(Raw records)
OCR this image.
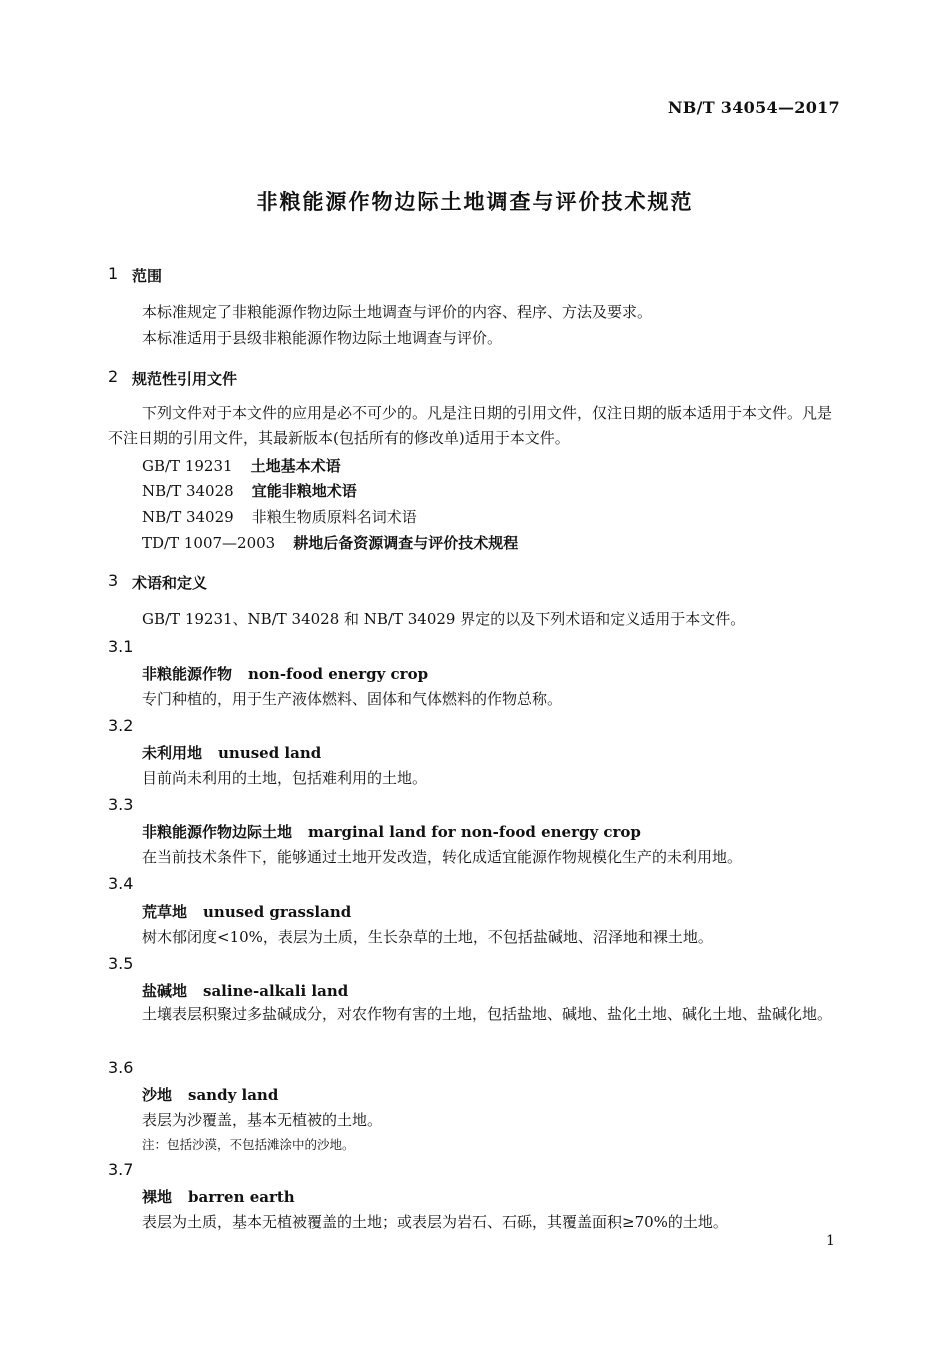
NB/T 34054—2017
非粮能源作物边际土地调查与评价技术规范
1 范围
本标准规定了非粮能源作物边际土地调查与评价的内容、程序、方法及要求。
本标准适用于县级非粮能源作物边际土地调查与评价。
2 规范性引用文件
下列文件对于本文件的应用是必不可少的。凡是注日期的引用文件，仅注日期的版本适用于本文件。凡是不注日期的引用文件，其最新版本(包括所有的修改单)适用于本文件。
GB/T 19231 土地基本术语
NB/T 34028 宜能非粮地术语
NB/T 34029 非粮生物质原料名词术语
TD/T 1007—2003 耕地后备资源调查与评价技术规程
3 术语和定义
GB/T 19231、NB/T 34028 和 NB/T 34029 界定的以及下列术语和定义适用于本文件。
3.1
非粮能源作物 non-food energy crop
专门种植的，用于生产液体燃料、固体和气体燃料的作物总称。
3.2
未利用地 unused land
目前尚未利用的土地，包括难利用的土地。
3.3
非粮能源作物边际土地 marginal land for non-food energy crop
在当前技术条件下，能够通过土地开发改造，转化成适宜能源作物规模化生产的未利用地。
3.4
荒草地 unused grassland
树木郁闭度<10%，表层为土质，生长杂草的土地，不包括盐碱地、沼泽地和裸土地。
3.5
盐碱地 saline-alkali land
土壤表层积聚过多盐碱成分，对农作物有害的土地，包括盐地、碱地、盐化土地、碱化土地、盐碱化地。
3.6
沙地 sandy land
表层为沙覆盖，基本无植被的土地。
注：包括沙漠，不包括滩涂中的沙地。
3.7
裸地 barren earth
表层为土质，基本无植被覆盖的土地；或表层为岩石、石砾，其覆盖面积≥70%的土地。
1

* [Your objective] Make an exact copy of the data, leaving its pictures out.

* [Output of the task]
OCR this image.
NB/T 34054—2017
非粮能源作物边际土地调查与评价技术规范
1 范围
本标准规定了非粮能源作物边际土地调查与评价的内容、程序、方法及要求。
本标准适用于县级非粮能源作物边际土地调查与评价。
2 规范性引用文件
下列文件对于本文件的应用是必不可少的。凡是注日期的引用文件，仅注日期的版本适用于本文件。凡是不注日期的引用文件，其最新版本(包括所有的修改单)适用于本文件。
GB/T 19231 土地基本术语
NB/T 34028 宜能非粮地术语
NB/T 34029 非粮生物质原料名词术语
TD/T 1007—2003 耕地后备资源调查与评价技术规程
3 术语和定义
GB/T 19231、NB/T 34028 和 NB/T 34029 界定的以及下列术语和定义适用于本文件。
3.1
非粮能源作物 non-food energy crop
专门种植的，用于生产液体燃料、固体和气体燃料的作物总称。
3.2
未利用地 unused land
目前尚未利用的土地，包括难利用的土地。
3.3
非粮能源作物边际土地 marginal land for non-food energy crop
在当前技术条件下，能够通过土地开发改造，转化成适宜能源作物规模化生产的未利用地。
3.4
荒草地 unused grassland
树木郁闭度<10%，表层为土质，生长杂草的土地，不包括盐碱地、沼泽地和裸土地。
3.5
盐碱地 saline-alkali land
土壤表层积聚过多盐碱成分，对农作物有害的土地，包括盐地、碱地、盐化土地、碱化土地、盐碱化地。
3.6
沙地 sandy land
表层为沙覆盖，基本无植被的土地。
注：包括沙漠，不包括滩涂中的沙地。
3.7
裸地 barren earth
表层为土质，基本无植被覆盖的土地；或表层为岩石、石砾，其覆盖面积≥70%的土地。
1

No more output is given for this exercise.